▶ [Records shown]:

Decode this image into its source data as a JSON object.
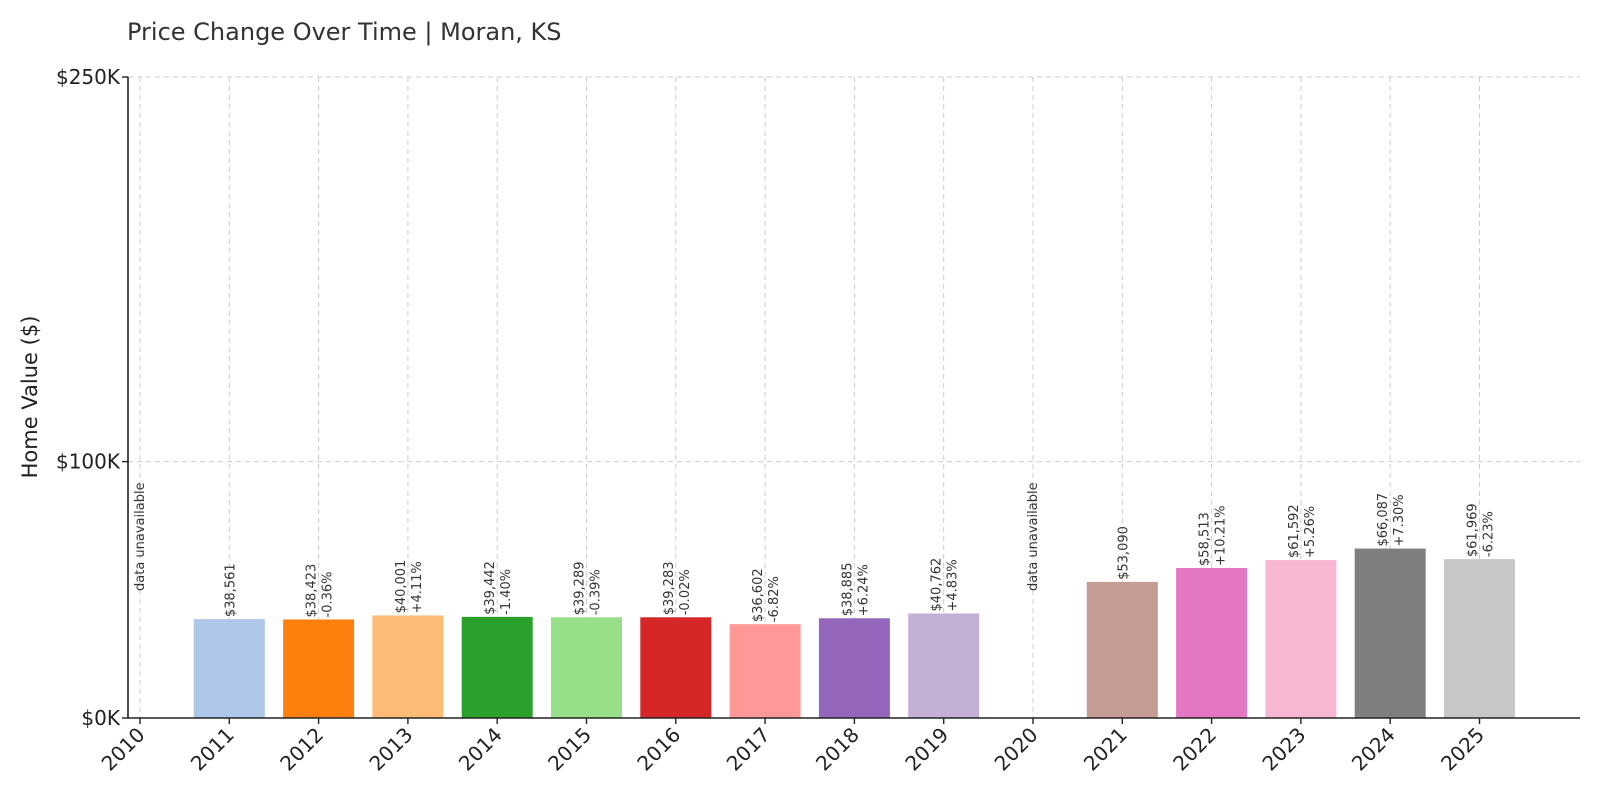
{
  "chart_data": {
    "type": "bar",
    "title": "Price Change Over Time | Moran, KS",
    "ylabel": "Home Value ($)",
    "xlabel": "",
    "ylim": [
      0,
      250000
    ],
    "y_ticks": [
      {
        "value": 0,
        "label": "$0K"
      },
      {
        "value": 100000,
        "label": "$100K"
      },
      {
        "value": 250000,
        "label": "$250K"
      }
    ],
    "grid": true,
    "categories": [
      "2010",
      "2011",
      "2012",
      "2013",
      "2014",
      "2015",
      "2016",
      "2017",
      "2018",
      "2019",
      "2020",
      "2021",
      "2022",
      "2023",
      "2024",
      "2025"
    ],
    "values": [
      null,
      38561,
      38423,
      40001,
      39442,
      39289,
      39283,
      36602,
      38885,
      40762,
      null,
      53090,
      58513,
      61592,
      66087,
      61969
    ],
    "value_labels": [
      "",
      "$38,561",
      "$38,423",
      "$40,001",
      "$39,442",
      "$39,289",
      "$39,283",
      "$36,602",
      "$38,885",
      "$40,762",
      "",
      "$53,090",
      "$58,513",
      "$61,592",
      "$66,087",
      "$61,969"
    ],
    "change_labels": [
      "",
      "",
      "-0.36%",
      "+4.11%",
      "-1.40%",
      "-0.39%",
      "-0.02%",
      "-6.82%",
      "+6.24%",
      "+4.83%",
      "",
      "",
      "+10.21%",
      "+5.26%",
      "+7.30%",
      "-6.23%"
    ],
    "missing_label": "data unavailable",
    "colors": [
      "#aec7e8",
      "#aec7e8",
      "#ff7f0e",
      "#ffbb78",
      "#2ca02c",
      "#98df8a",
      "#d62728",
      "#ff9896",
      "#9467bd",
      "#c5b0d5",
      "#8c564b",
      "#c49c94",
      "#e377c2",
      "#f7b6d2",
      "#7f7f7f",
      "#c7c7c7"
    ]
  }
}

▶ [Exercise]: Copy the records above exactly, leaving out every picture.

▶ [Answer to the exercise]:
Decode this image into its source data as a JSON object.
{
  "chart_data": {
    "type": "bar",
    "title": "Price Change Over Time | Moran, KS",
    "ylabel": "Home Value ($)",
    "xlabel": "",
    "ylim": [
      0,
      250000
    ],
    "y_ticks": [
      {
        "value": 0,
        "label": "$0K"
      },
      {
        "value": 100000,
        "label": "$100K"
      },
      {
        "value": 250000,
        "label": "$250K"
      }
    ],
    "grid": true,
    "categories": [
      "2010",
      "2011",
      "2012",
      "2013",
      "2014",
      "2015",
      "2016",
      "2017",
      "2018",
      "2019",
      "2020",
      "2021",
      "2022",
      "2023",
      "2024",
      "2025"
    ],
    "values": [
      null,
      38561,
      38423,
      40001,
      39442,
      39289,
      39283,
      36602,
      38885,
      40762,
      null,
      53090,
      58513,
      61592,
      66087,
      61969
    ],
    "value_labels": [
      "",
      "$38,561",
      "$38,423",
      "$40,001",
      "$39,442",
      "$39,289",
      "$39,283",
      "$36,602",
      "$38,885",
      "$40,762",
      "",
      "$53,090",
      "$58,513",
      "$61,592",
      "$66,087",
      "$61,969"
    ],
    "change_labels": [
      "",
      "",
      "-0.36%",
      "+4.11%",
      "-1.40%",
      "-0.39%",
      "-0.02%",
      "-6.82%",
      "+6.24%",
      "+4.83%",
      "",
      "",
      "+10.21%",
      "+5.26%",
      "+7.30%",
      "-6.23%"
    ],
    "missing_label": "data unavailable",
    "colors": [
      "#aec7e8",
      "#aec7e8",
      "#ff7f0e",
      "#ffbb78",
      "#2ca02c",
      "#98df8a",
      "#d62728",
      "#ff9896",
      "#9467bd",
      "#c5b0d5",
      "#8c564b",
      "#c49c94",
      "#e377c2",
      "#f7b6d2",
      "#7f7f7f",
      "#c7c7c7"
    ]
  }
}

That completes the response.